START EXCERPTED RECORDS

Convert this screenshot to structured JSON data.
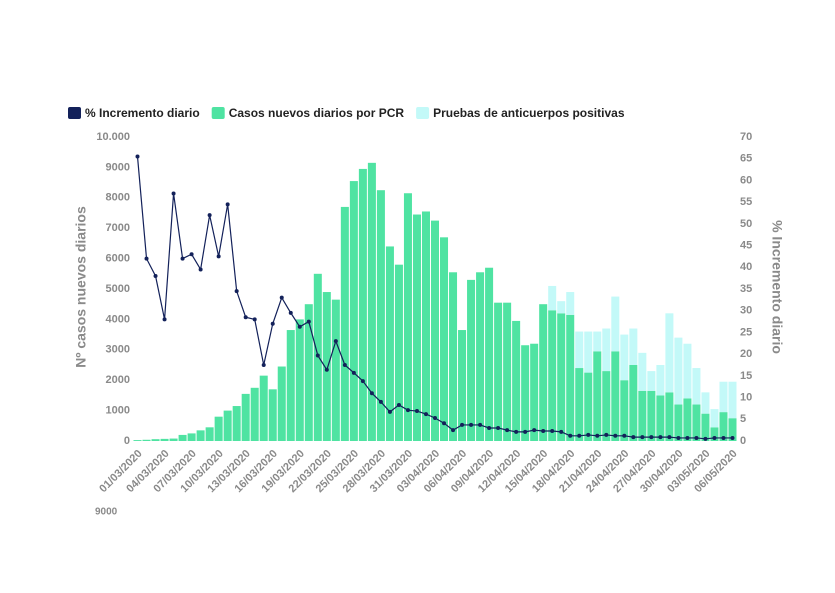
{
  "chart_data": {
    "type": "combo",
    "legend": [
      {
        "name": "% Incremento diario",
        "color": "#13215a"
      },
      {
        "name": "Casos nuevos diarios por PCR",
        "color": "#4fe3a2"
      },
      {
        "name": "Pruebas de anticuerpos positivas",
        "color": "#c3f9f8"
      }
    ],
    "categories": [
      "01/03/2020",
      null,
      null,
      "04/03/2020",
      null,
      null,
      "07/03/2020",
      null,
      null,
      "10/03/2020",
      null,
      null,
      "13/03/2020",
      null,
      null,
      "16/03/2020",
      null,
      null,
      "19/03/2020",
      null,
      null,
      "22/03/2020",
      null,
      null,
      "25/03/2020",
      null,
      null,
      "28/03/2020",
      null,
      null,
      "31/03/2020",
      null,
      null,
      "03/04/2020",
      null,
      null,
      "06/04/2020",
      null,
      null,
      "09/04/2020",
      null,
      null,
      "12/04/2020",
      null,
      null,
      "15/04/2020",
      null,
      null,
      "18/04/2020",
      null,
      null,
      "21/04/2020",
      null,
      null,
      "24/04/2020",
      null,
      null,
      "27/04/2020",
      null,
      null,
      "30/04/2020",
      null,
      null,
      "03/05/2020",
      null,
      null,
      "06/05/2020"
    ],
    "series": [
      {
        "name": "Casos nuevos diarios por PCR",
        "color": "#4fe3a2",
        "axis": "y",
        "values": [
          30,
          40,
          60,
          70,
          80,
          200,
          250,
          350,
          450,
          800,
          1000,
          1150,
          1550,
          1750,
          2150,
          1700,
          2450,
          3650,
          4000,
          4500,
          5500,
          4900,
          4650,
          7700,
          8550,
          8950,
          9150,
          8250,
          6400,
          5800,
          8150,
          7450,
          7550,
          7250,
          6700,
          5550,
          3650,
          5300,
          5550,
          5700,
          4550,
          4550,
          3950,
          3150,
          3200,
          4500,
          4300,
          4200,
          4150,
          2400,
          2250,
          2950,
          2300,
          2950,
          2000,
          2500,
          1650,
          1650,
          1500,
          1600,
          1200,
          1400,
          1200,
          900,
          450,
          950,
          750
        ]
      },
      {
        "name": "Pruebas de anticuerpos positivas",
        "color": "#c3f9f8",
        "axis": "y",
        "values": [
          null,
          null,
          null,
          null,
          null,
          null,
          null,
          null,
          null,
          null,
          null,
          null,
          null,
          null,
          null,
          null,
          null,
          null,
          null,
          null,
          null,
          null,
          null,
          null,
          null,
          null,
          null,
          null,
          null,
          null,
          null,
          null,
          null,
          null,
          null,
          null,
          null,
          null,
          null,
          null,
          null,
          null,
          null,
          null,
          null,
          0,
          800,
          400,
          750,
          1200,
          1350,
          650,
          1400,
          1800,
          1500,
          1200,
          1250,
          650,
          1000,
          2600,
          2200,
          1800,
          1200,
          700,
          600,
          1000,
          1200
        ]
      },
      {
        "name": "% Incremento diario",
        "color": "#13215a",
        "axis": "y2",
        "values": [
          65.5,
          42,
          38,
          28,
          57,
          42,
          43,
          39.5,
          52,
          42.5,
          54.5,
          34.5,
          28.5,
          28,
          17.5,
          27,
          33,
          29.5,
          26.3,
          27.5,
          19.7,
          16.4,
          23,
          17.5,
          15.7,
          13.8,
          11,
          9,
          6.7,
          8.3,
          7.1,
          6.9,
          6.2,
          5.3,
          4.1,
          2.5,
          3.7,
          3.7,
          3.7,
          3,
          3,
          2.5,
          2.1,
          2.1,
          2.5,
          2.3,
          2.3,
          2.1,
          1.2,
          1.2,
          1.4,
          1.2,
          1.4,
          1.2,
          1.2,
          0.9,
          0.9,
          0.9,
          0.9,
          0.9,
          0.7,
          0.7,
          0.7,
          0.5,
          0.7,
          0.7,
          0.7
        ]
      }
    ],
    "ylabel": "Nº casos nuevos diarios",
    "y2label": "% Incremento diario",
    "ylim": [
      0,
      10000
    ],
    "yticks": [
      0,
      1000,
      2000,
      3000,
      4000,
      5000,
      6000,
      7000,
      8000,
      9000,
      {
        "value": 10000,
        "label": "10.000"
      }
    ],
    "y2lim": [
      0,
      70
    ],
    "y2ticks": [
      0,
      5,
      10,
      15,
      20,
      25,
      30,
      35,
      40,
      45,
      50,
      55,
      60,
      65,
      70
    ],
    "footnote": "9000"
  }
}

END EXCERPTED RECORDS

_WRITTEN EXERCISE_: Your copy should match the entries exactly, minus the pictures.

_SOLUTION TO THIS TASK_:
Convert this screenshot to structured JSON data.
{
  "chart_data": {
    "type": "combo",
    "legend": [
      {
        "name": "% Incremento diario",
        "color": "#13215a"
      },
      {
        "name": "Casos nuevos diarios por PCR",
        "color": "#4fe3a2"
      },
      {
        "name": "Pruebas de anticuerpos positivas",
        "color": "#c3f9f8"
      }
    ],
    "categories": [
      "01/03/2020",
      null,
      null,
      "04/03/2020",
      null,
      null,
      "07/03/2020",
      null,
      null,
      "10/03/2020",
      null,
      null,
      "13/03/2020",
      null,
      null,
      "16/03/2020",
      null,
      null,
      "19/03/2020",
      null,
      null,
      "22/03/2020",
      null,
      null,
      "25/03/2020",
      null,
      null,
      "28/03/2020",
      null,
      null,
      "31/03/2020",
      null,
      null,
      "03/04/2020",
      null,
      null,
      "06/04/2020",
      null,
      null,
      "09/04/2020",
      null,
      null,
      "12/04/2020",
      null,
      null,
      "15/04/2020",
      null,
      null,
      "18/04/2020",
      null,
      null,
      "21/04/2020",
      null,
      null,
      "24/04/2020",
      null,
      null,
      "27/04/2020",
      null,
      null,
      "30/04/2020",
      null,
      null,
      "03/05/2020",
      null,
      null,
      "06/05/2020"
    ],
    "series": [
      {
        "name": "Casos nuevos diarios por PCR",
        "color": "#4fe3a2",
        "axis": "y",
        "values": [
          30,
          40,
          60,
          70,
          80,
          200,
          250,
          350,
          450,
          800,
          1000,
          1150,
          1550,
          1750,
          2150,
          1700,
          2450,
          3650,
          4000,
          4500,
          5500,
          4900,
          4650,
          7700,
          8550,
          8950,
          9150,
          8250,
          6400,
          5800,
          8150,
          7450,
          7550,
          7250,
          6700,
          5550,
          3650,
          5300,
          5550,
          5700,
          4550,
          4550,
          3950,
          3150,
          3200,
          4500,
          4300,
          4200,
          4150,
          2400,
          2250,
          2950,
          2300,
          2950,
          2000,
          2500,
          1650,
          1650,
          1500,
          1600,
          1200,
          1400,
          1200,
          900,
          450,
          950,
          750
        ]
      },
      {
        "name": "Pruebas de anticuerpos positivas",
        "color": "#c3f9f8",
        "axis": "y",
        "values": [
          null,
          null,
          null,
          null,
          null,
          null,
          null,
          null,
          null,
          null,
          null,
          null,
          null,
          null,
          null,
          null,
          null,
          null,
          null,
          null,
          null,
          null,
          null,
          null,
          null,
          null,
          null,
          null,
          null,
          null,
          null,
          null,
          null,
          null,
          null,
          null,
          null,
          null,
          null,
          null,
          null,
          null,
          null,
          null,
          null,
          0,
          800,
          400,
          750,
          1200,
          1350,
          650,
          1400,
          1800,
          1500,
          1200,
          1250,
          650,
          1000,
          2600,
          2200,
          1800,
          1200,
          700,
          600,
          1000,
          1200
        ]
      },
      {
        "name": "% Incremento diario",
        "color": "#13215a",
        "axis": "y2",
        "values": [
          65.5,
          42,
          38,
          28,
          57,
          42,
          43,
          39.5,
          52,
          42.5,
          54.5,
          34.5,
          28.5,
          28,
          17.5,
          27,
          33,
          29.5,
          26.3,
          27.5,
          19.7,
          16.4,
          23,
          17.5,
          15.7,
          13.8,
          11,
          9,
          6.7,
          8.3,
          7.1,
          6.9,
          6.2,
          5.3,
          4.1,
          2.5,
          3.7,
          3.7,
          3.7,
          3,
          3,
          2.5,
          2.1,
          2.1,
          2.5,
          2.3,
          2.3,
          2.1,
          1.2,
          1.2,
          1.4,
          1.2,
          1.4,
          1.2,
          1.2,
          0.9,
          0.9,
          0.9,
          0.9,
          0.9,
          0.7,
          0.7,
          0.7,
          0.5,
          0.7,
          0.7,
          0.7
        ]
      }
    ],
    "ylabel": "Nº casos nuevos diarios",
    "y2label": "% Incremento diario",
    "ylim": [
      0,
      10000
    ],
    "yticks": [
      0,
      1000,
      2000,
      3000,
      4000,
      5000,
      6000,
      7000,
      8000,
      9000,
      {
        "value": 10000,
        "label": "10.000"
      }
    ],
    "y2lim": [
      0,
      70
    ],
    "y2ticks": [
      0,
      5,
      10,
      15,
      20,
      25,
      30,
      35,
      40,
      45,
      50,
      55,
      60,
      65,
      70
    ],
    "footnote": "9000"
  }
}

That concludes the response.